Stated goal: Copy each line below without leaving any out.

Collection entries:

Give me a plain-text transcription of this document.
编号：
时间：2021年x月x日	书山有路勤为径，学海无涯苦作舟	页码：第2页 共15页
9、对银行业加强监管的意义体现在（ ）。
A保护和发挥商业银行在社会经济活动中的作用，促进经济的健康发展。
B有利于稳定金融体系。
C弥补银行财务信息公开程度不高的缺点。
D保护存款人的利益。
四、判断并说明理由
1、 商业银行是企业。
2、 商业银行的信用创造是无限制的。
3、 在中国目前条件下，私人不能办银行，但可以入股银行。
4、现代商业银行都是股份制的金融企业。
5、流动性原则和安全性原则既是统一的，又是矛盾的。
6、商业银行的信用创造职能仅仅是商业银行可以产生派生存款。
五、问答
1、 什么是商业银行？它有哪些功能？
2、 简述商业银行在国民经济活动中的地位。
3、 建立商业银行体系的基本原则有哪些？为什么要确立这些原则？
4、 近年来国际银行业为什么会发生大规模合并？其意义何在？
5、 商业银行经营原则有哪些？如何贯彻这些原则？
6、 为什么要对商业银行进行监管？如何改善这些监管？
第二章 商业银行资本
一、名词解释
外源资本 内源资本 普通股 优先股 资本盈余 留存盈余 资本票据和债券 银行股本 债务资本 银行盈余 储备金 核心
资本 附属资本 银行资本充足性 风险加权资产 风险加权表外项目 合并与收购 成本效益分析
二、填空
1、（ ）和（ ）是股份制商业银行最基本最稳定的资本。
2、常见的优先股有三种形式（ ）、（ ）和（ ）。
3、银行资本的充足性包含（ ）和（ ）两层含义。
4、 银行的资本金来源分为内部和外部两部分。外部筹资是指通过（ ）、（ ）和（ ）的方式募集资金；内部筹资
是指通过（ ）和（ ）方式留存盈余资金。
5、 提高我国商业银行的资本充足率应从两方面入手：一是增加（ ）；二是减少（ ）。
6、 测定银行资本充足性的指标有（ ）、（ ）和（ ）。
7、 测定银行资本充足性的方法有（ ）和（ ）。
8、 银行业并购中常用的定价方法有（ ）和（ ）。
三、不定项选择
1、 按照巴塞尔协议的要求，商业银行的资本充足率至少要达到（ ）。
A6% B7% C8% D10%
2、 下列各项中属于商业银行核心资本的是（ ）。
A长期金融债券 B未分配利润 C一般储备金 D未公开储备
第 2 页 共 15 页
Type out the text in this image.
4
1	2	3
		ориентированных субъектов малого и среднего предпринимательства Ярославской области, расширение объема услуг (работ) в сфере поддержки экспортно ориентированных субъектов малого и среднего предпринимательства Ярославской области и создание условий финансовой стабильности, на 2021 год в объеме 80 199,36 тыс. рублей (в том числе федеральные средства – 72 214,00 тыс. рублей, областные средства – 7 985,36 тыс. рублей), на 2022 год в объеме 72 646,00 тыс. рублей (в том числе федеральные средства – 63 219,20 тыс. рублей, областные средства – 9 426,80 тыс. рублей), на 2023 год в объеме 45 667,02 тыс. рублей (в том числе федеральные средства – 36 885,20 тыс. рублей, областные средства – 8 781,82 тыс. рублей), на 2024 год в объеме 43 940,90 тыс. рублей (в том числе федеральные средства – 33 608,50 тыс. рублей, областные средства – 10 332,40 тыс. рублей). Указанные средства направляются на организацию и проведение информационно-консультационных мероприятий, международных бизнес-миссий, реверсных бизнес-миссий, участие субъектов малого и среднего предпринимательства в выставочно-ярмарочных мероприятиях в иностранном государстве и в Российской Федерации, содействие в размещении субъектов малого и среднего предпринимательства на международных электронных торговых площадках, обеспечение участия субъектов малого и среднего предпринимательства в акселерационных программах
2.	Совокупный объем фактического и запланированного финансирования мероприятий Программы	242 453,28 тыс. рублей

Answer to this exercise:
Give me a plain-text transcription of this document.
编号：
时间：2021年x月x日	书山有路勤为径，学海无涯苦作舟	页码：第2页 共15页
9、对银行业加强监管的意义体现在（ ）。
A保护和发挥商业银行在社会经济活动中的作用，促进经济的健康发展。
B有利于稳定金融体系。
C弥补银行财务信息公开程度不高的缺点。
D保护存款人的利益。
四、判断并说明理由
1、 商业银行是企业。
2、 商业银行的信用创造是无限制的。
3、 在中国目前条件下，私人不能办银行，但可以入股银行。
4、现代商业银行都是股份制的金融企业。
5、流动性原则和安全性原则既是统一的，又是矛盾的。
6、商业银行的信用创造职能仅仅是商业银行可以产生派生存款。
五、问答
1、 什么是商业银行？它有哪些功能？
2、 简述商业银行在国民经济活动中的地位。
3、 建立商业银行体系的基本原则有哪些？为什么要确立这些原则？
4、 近年来国际银行业为什么会发生大规模合并？其意义何在？
5、 商业银行经营原则有哪些？如何贯彻这些原则？
6、 为什么要对商业银行进行监管？如何改善这些监管？
第二章 商业银行资本
一、名词解释
外源资本 内源资本 普通股 优先股 资本盈余 留存盈余 资本票据和债券 银行股本 债务资本 银行盈余 储备金 核心
资本 附属资本 银行资本充足性 风险加权资产 风险加权表外项目 合并与收购 成本效益分析
二、填空
1、（ ）和（ ）是股份制商业银行最基本最稳定的资本。
2、常见的优先股有三种形式（ ）、（ ）和（ ）。
3、银行资本的充足性包含（ ）和（ ）两层含义。
4、 银行的资本金来源分为内部和外部两部分。外部筹资是指通过（ ）、（ ）和（ ）的方式募集资金；内部筹资
是指通过（ ）和（ ）方式留存盈余资金。
5、 提高我国商业银行的资本充足率应从两方面入手：一是增加（ ）；二是减少（ ）。
6、 测定银行资本充足性的指标有（ ）、（ ）和（ ）。
7、 测定银行资本充足性的方法有（ ）和（ ）。
8、 银行业并购中常用的定价方法有（ ）和（ ）。
三、不定项选择
1、 按照巴塞尔协议的要求，商业银行的资本充足率至少要达到（ ）。
A6% B7% C8% D10%
2、 下列各项中属于商业银行核心资本的是（ ）。
A长期金融债券 B未分配利润 C一般储备金 D未公开储备
第 2 页 共 15 页
Type out the text in this image.
4
1	2	3
		ориентированных субъектов малого и среднего предпринимательства Ярославской области, расширение объема услуг (работ) в сфере поддержки экспортно ориентированных субъектов малого и среднего предпринимательства Ярославской области и создание условий финансовой стабильности, на 2021 год в объеме 80 199,36 тыс. рублей (в том числе федеральные средства – 72 214,00 тыс. рублей, областные средства – 7 985,36 тыс. рублей), на 2022 год в объеме 72 646,00 тыс. рублей (в том числе федеральные средства – 63 219,20 тыс. рублей, областные средства – 9 426,80 тыс. рублей), на 2023 год в объеме 45 667,02 тыс. рублей (в том числе федеральные средства – 36 885,20 тыс. рублей, областные средства – 8 781,82 тыс. рублей), на 2024 год в объеме 43 940,90 тыс. рублей (в том числе федеральные средства – 33 608,50 тыс. рублей, областные средства – 10 332,40 тыс. рублей). Указанные средства направляются на организацию и проведение информационно-консультационных мероприятий, международных бизнес-миссий, реверсных бизнес-миссий, участие субъектов малого и среднего предпринимательства в выставочно-ярмарочных мероприятиях в иностранном государстве и в Российской Федерации, содействие в размещении субъектов малого и среднего предпринимательства на международных электронных торговых площадках, обеспечение участия субъектов малого и среднего предпринимательства в акселерационных программах
2.	Совокупный объем фактического и запланированного финансирования мероприятий Программы	242 453,28 тыс. рублей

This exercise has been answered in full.